··· Exercise inputs ···
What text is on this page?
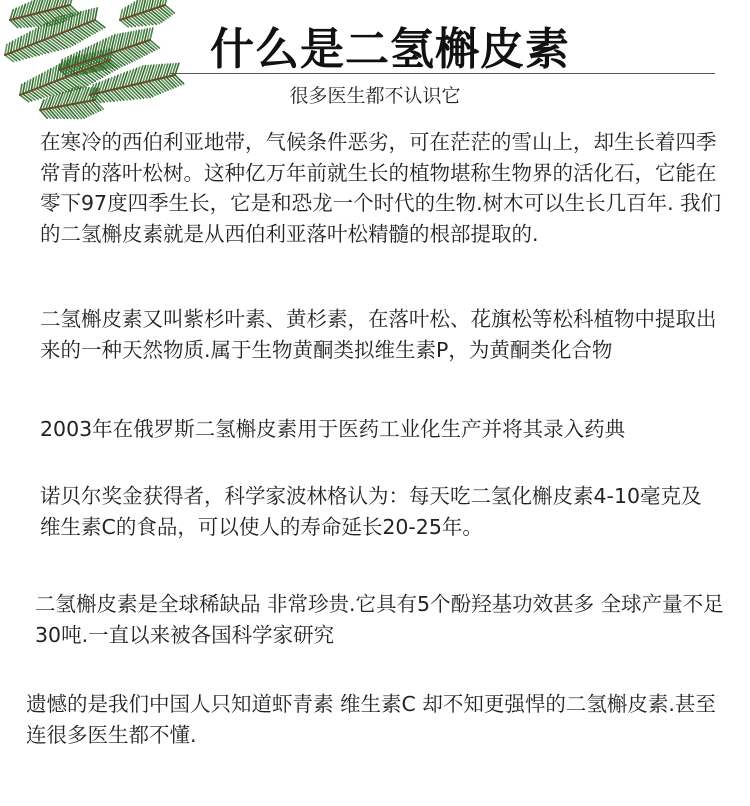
什么是二氢槲皮素
很多医生都不认识它

在寒冷的西伯利亚地带，气候条件恶劣，可在茫茫的雪山上，却生长着四季常青的落叶松树。这种亿万年前就生长的植物堪称生物界的活化石，它能在零下97度四季生长，它是和恐龙一个时代的生物.树木可以生长几百年. 我们的二氢槲皮素就是从西伯利亚落叶松精髓的根部提取的.

二氢槲皮素又叫紫杉叶素、黄杉素，在落叶松、花旗松等松科植物中提取出来的一种天然物质.属于生物黄酮类拟维生素P，为黄酮类化合物

2003年在俄罗斯二氢槲皮素用于医药工业化生产并将其录入药典

诺贝尔奖金获得者，科学家波林格认为：每天吃二氢化槲皮素4-10毫克及维生素C的食品，可以使人的寿命延长20-25年。

二氢槲皮素是全球稀缺品 非常珍贵.它具有5个酚羟基功效甚多 全球产量不足30吨.一直以来被各国科学家研究

遗憾的是我们中国人只知道虾青素 维生素C 却不知更强悍的二氢槲皮素.甚至连很多医生都不懂.
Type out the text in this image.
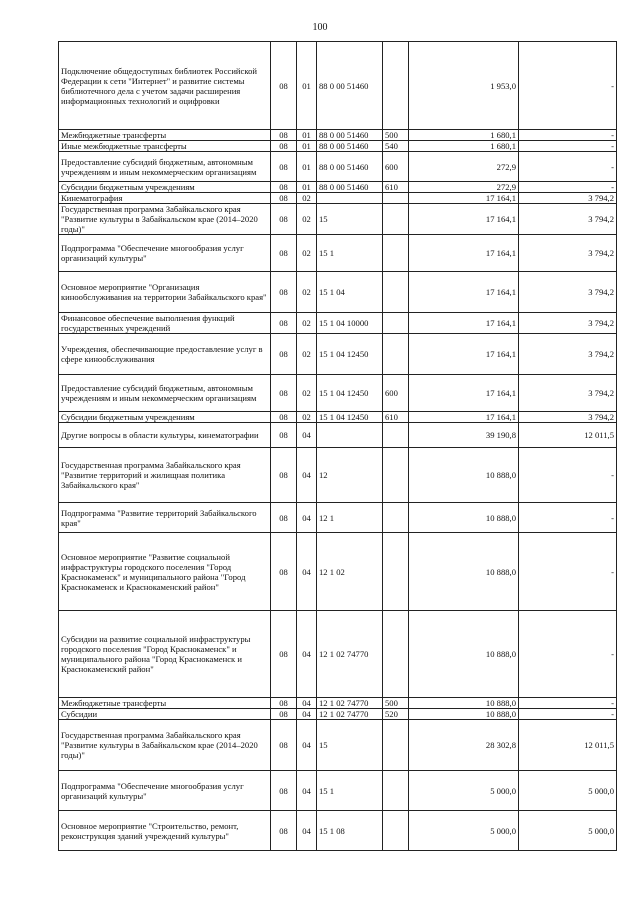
100
Подключение общедоступных библиотек Российской Федерации к сети "Интернет" и развитие системы библиотечного дела с учетом задачи расширения информационных технологий и оцифровки	08	01	88 0 00 51460		1 953,0	-
Межбюджетные трансферты	08	01	88 0 00 51460	500	1 680,1	-
Иные межбюджетные трансферты	08	01	88 0 00 51460	540	1 680,1	-
Предоставление субсидий бюджетным, автономным учреждениям и иным некоммерческим организациям	08	01	88 0 00 51460	600	272,9	-
Субсидии бюджетным учреждениям	08	01	88 0 00 51460	610	272,9	-
Кинематография	08	02			17 164,1	3 794,2
Государственная программа Забайкальского края "Развитие культуры в Забайкальском крае (2014–2020 годы)"	08	02	15		17 164,1	3 794,2
Подпрограмма "Обеспечение многообразия услуг организаций культуры"	08	02	15 1		17 164,1	3 794,2
Основное мероприятие "Организация кинообслуживания на территории Забайкальского края"	08	02	15 1 04		17 164,1	3 794,2
Финансовое обеспечение выполнения функций государственных учреждений	08	02	15 1 04 10000		17 164,1	3 794,2
Учреждения, обеспечивающие предоставление услуг в сфере кинообслуживания	08	02	15 1 04 12450		17 164,1	3 794,2
Предоставление субсидий бюджетным, автономным учреждениям и иным некоммерческим организациям	08	02	15 1 04 12450	600	17 164,1	3 794,2
Субсидии бюджетным учреждениям	08	02	15 1 04 12450	610	17 164,1	3 794,2
Другие вопросы в области культуры, кинематографии	08	04			39 190,8	12 011,5
Государственная программа Забайкальского края "Развитие территорий и жилищная политика Забайкальского края"	08	04	12		10 888,0	-
Подпрограмма "Развитие территорий Забайкальского края"	08	04	12 1		10 888,0	-
Основное мероприятие "Развитие социальной инфраструктуры городского поселения "Город Краснокаменск" и муниципального района "Город Краснокаменск и Краснокаменский район"	08	04	12 1 02		10 888,0	-
Субсидии на развитие социальной инфраструктуры городского поселения "Город Краснокаменск" и муниципального района "Город Краснокаменск и Краснокаменский район"	08	04	12 1 02 74770		10 888,0	-
Межбюджетные трансферты	08	04	12 1 02 74770	500	10 888,0	-
Субсидии	08	04	12 1 02 74770	520	10 888,0	-
Государственная программа Забайкальского края "Развитие культуры в Забайкальском крае (2014–2020 годы)"	08	04	15		28 302,8	12 011,5
Подпрограмма "Обеспечение многообразия услуг организаций культуры"	08	04	15 1		5 000,0	5 000,0
Основное мероприятие "Строительство, ремонт, реконструкция зданий учреждений культуры"	08	04	15 1 08		5 000,0	5 000,0
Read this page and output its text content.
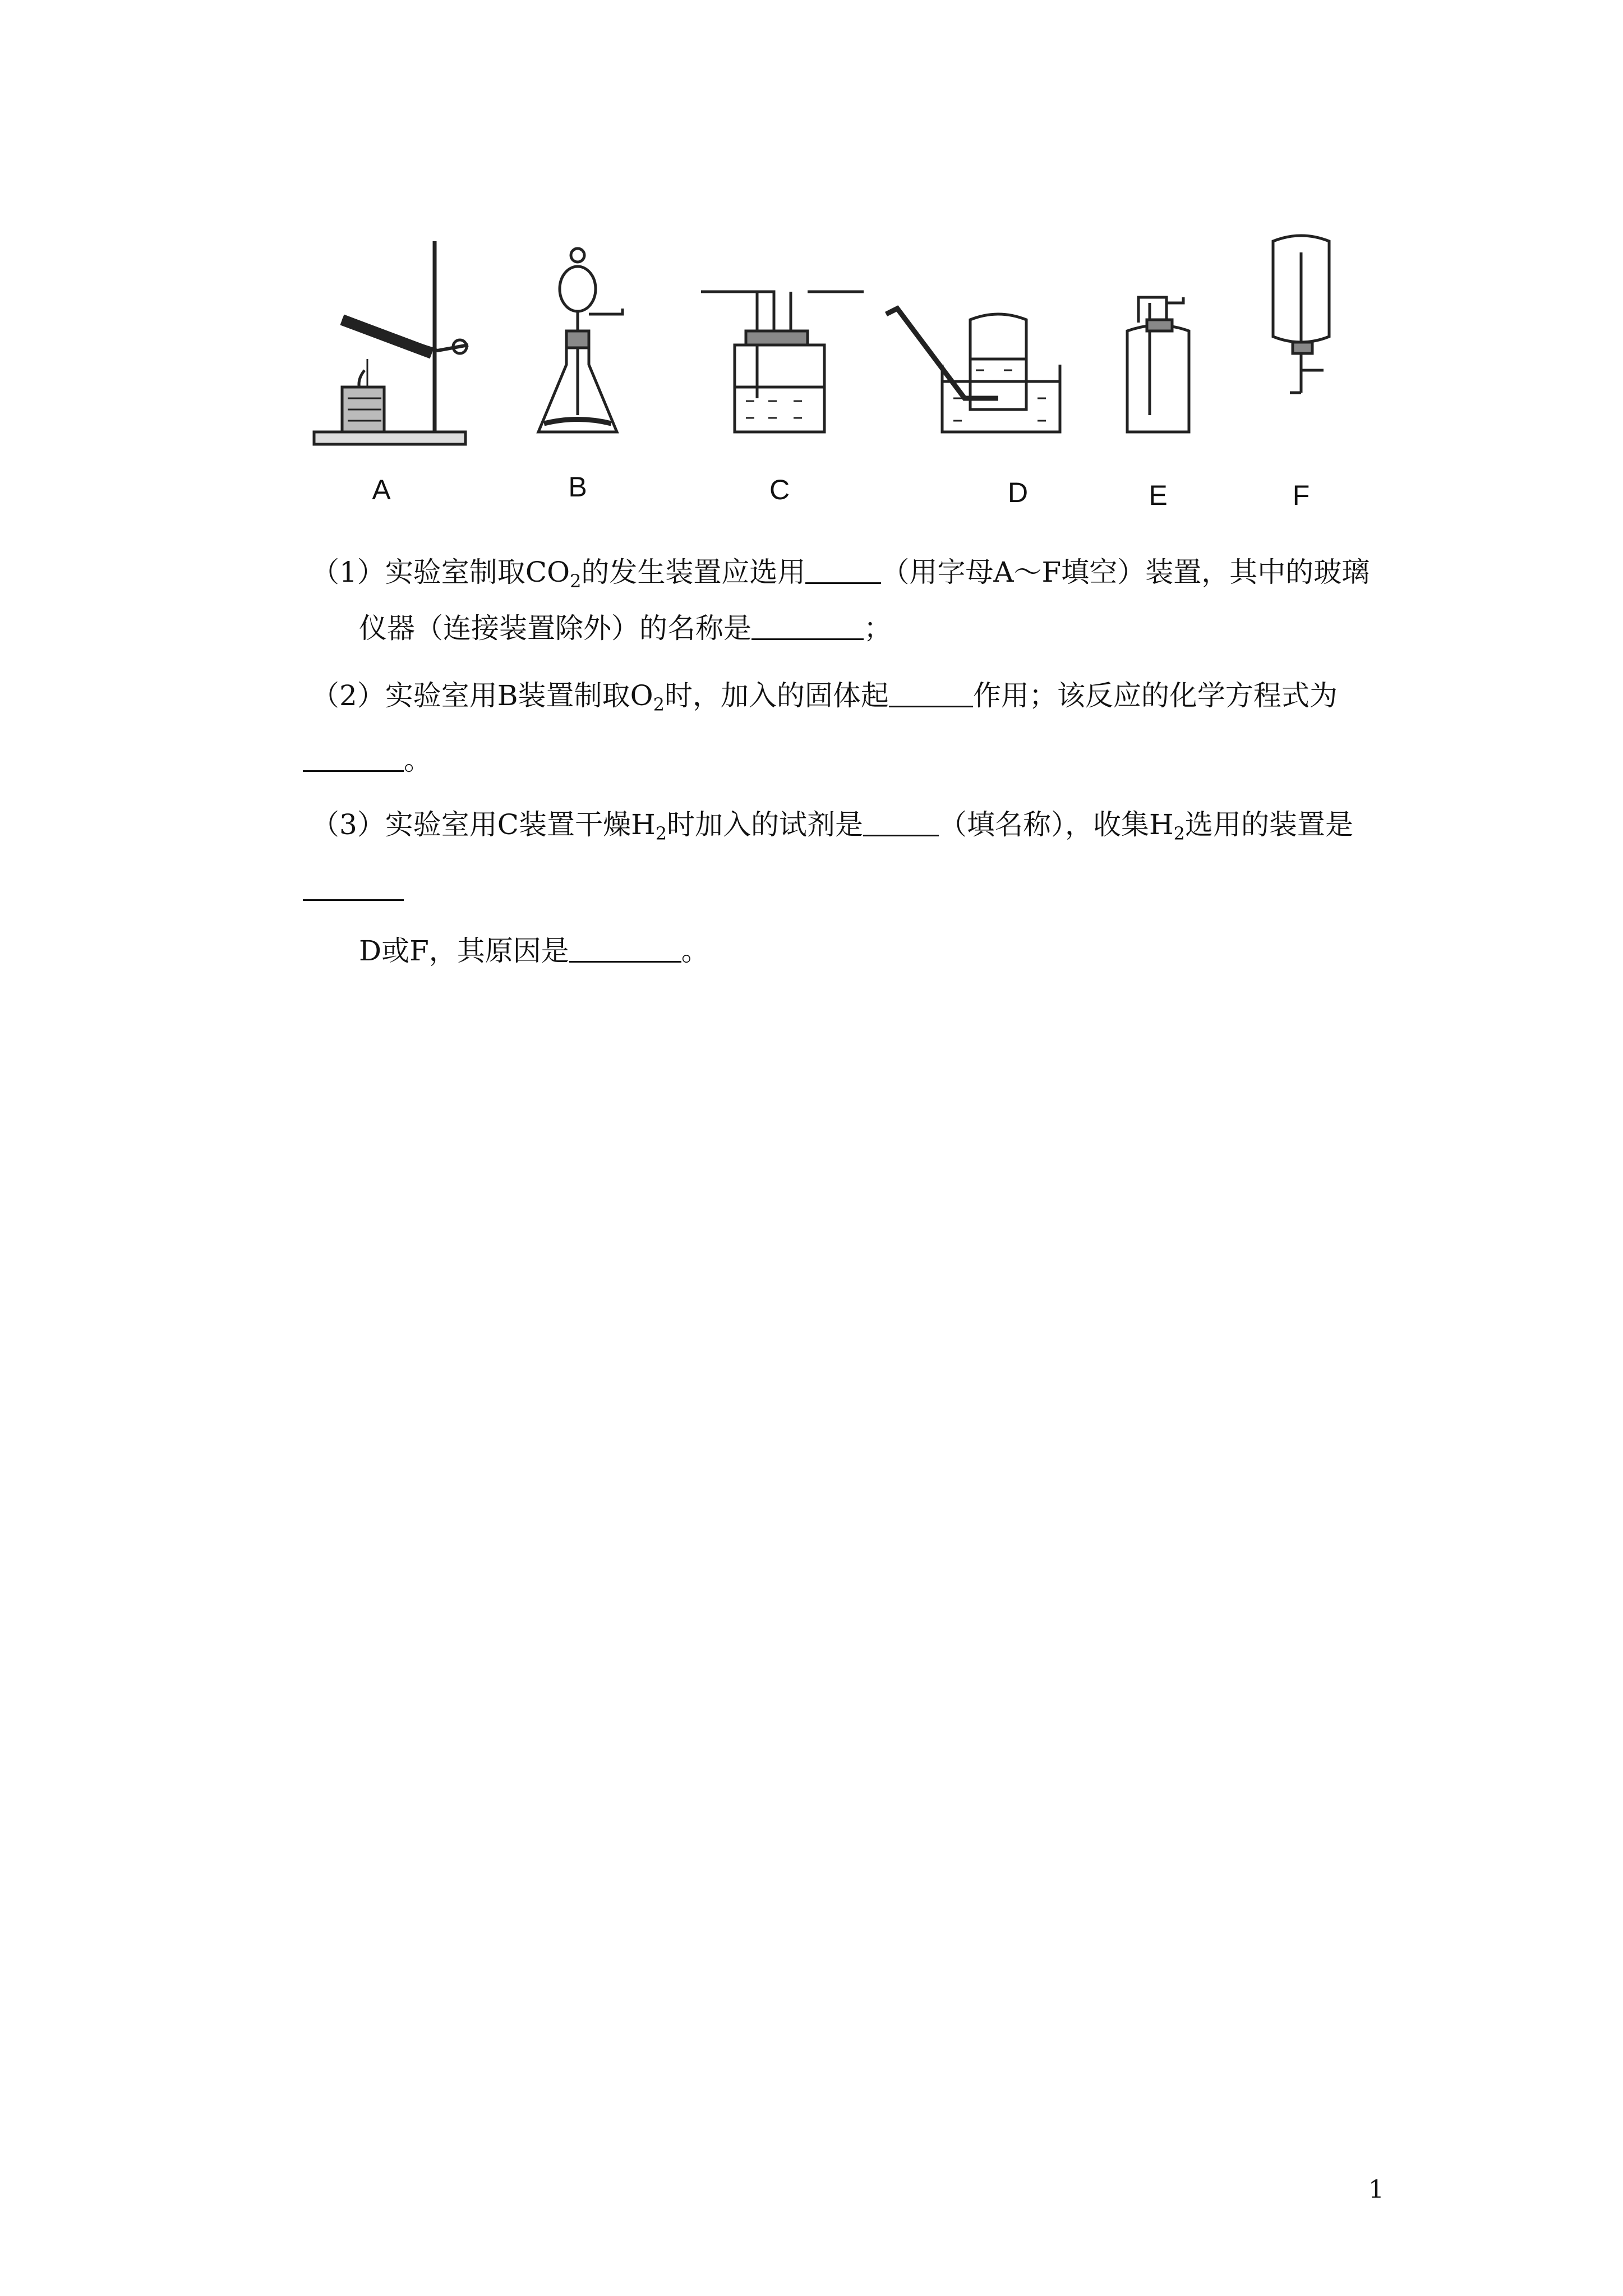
A	B	C	D	E	F
（1）实验室制取$CO_2$的发生装置应选用	（用字母A～F填空）装置，其中的玻璃
仪器（连接装置除外）的名称是	；
（2）实验室用B装置制取$O_2$时，加入的固体起	作用；该反应的化学方程式为
。
（3）实验室用C装置干燥$H_2$时加入的试剂是	（填名称），收集$H_2$选用的装置是
D或F，其原因是	。
1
···
- **What the exercise asks**
Give the number of lines above in which the word "инфраструктуры" occurs, with nothing else.

- **Result below**
2